== Stored records ==

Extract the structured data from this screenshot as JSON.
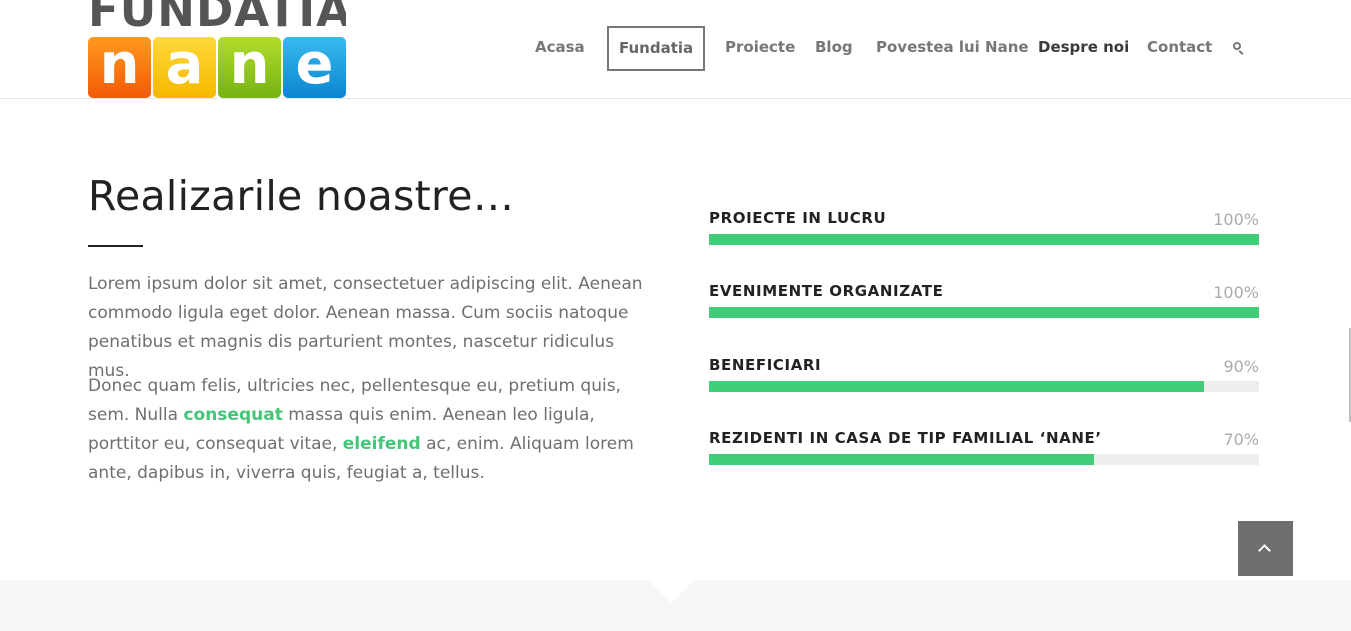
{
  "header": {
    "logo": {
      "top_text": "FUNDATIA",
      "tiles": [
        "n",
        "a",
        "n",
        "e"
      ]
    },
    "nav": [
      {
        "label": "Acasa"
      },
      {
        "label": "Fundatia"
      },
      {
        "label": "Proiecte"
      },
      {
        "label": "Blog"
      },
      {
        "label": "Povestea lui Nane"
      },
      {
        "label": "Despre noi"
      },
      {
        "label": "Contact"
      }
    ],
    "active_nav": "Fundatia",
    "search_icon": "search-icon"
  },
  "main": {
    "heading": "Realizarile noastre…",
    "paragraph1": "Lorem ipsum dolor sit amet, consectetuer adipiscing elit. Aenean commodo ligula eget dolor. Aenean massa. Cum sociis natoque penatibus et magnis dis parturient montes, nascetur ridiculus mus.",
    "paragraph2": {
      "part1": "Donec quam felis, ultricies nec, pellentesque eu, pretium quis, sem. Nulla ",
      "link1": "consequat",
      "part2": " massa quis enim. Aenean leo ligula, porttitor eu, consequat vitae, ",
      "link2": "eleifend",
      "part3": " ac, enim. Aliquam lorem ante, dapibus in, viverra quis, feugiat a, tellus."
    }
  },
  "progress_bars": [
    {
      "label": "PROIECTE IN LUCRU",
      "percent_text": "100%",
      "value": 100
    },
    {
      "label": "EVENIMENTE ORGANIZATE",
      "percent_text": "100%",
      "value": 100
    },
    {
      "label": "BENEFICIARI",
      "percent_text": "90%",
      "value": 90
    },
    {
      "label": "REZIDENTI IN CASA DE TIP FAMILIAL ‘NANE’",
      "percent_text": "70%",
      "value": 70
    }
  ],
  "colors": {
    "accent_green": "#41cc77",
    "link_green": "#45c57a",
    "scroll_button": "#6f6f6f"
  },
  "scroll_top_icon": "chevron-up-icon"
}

===

### [Goal]
Where a line of the material above holds the string "Aenean", copy that line.

### [Finished answer]
    "paragraph1": "Lorem ipsum dolor sit amet, consectetuer adipiscing elit. Aenean commodo ligula eget dolor. Aenean massa. Cum sociis natoque penatibus et magnis dis parturient montes, nascetur ridiculus mus.",
      "part2": " massa quis enim. Aenean leo ligula, porttitor eu, consequat vitae, ",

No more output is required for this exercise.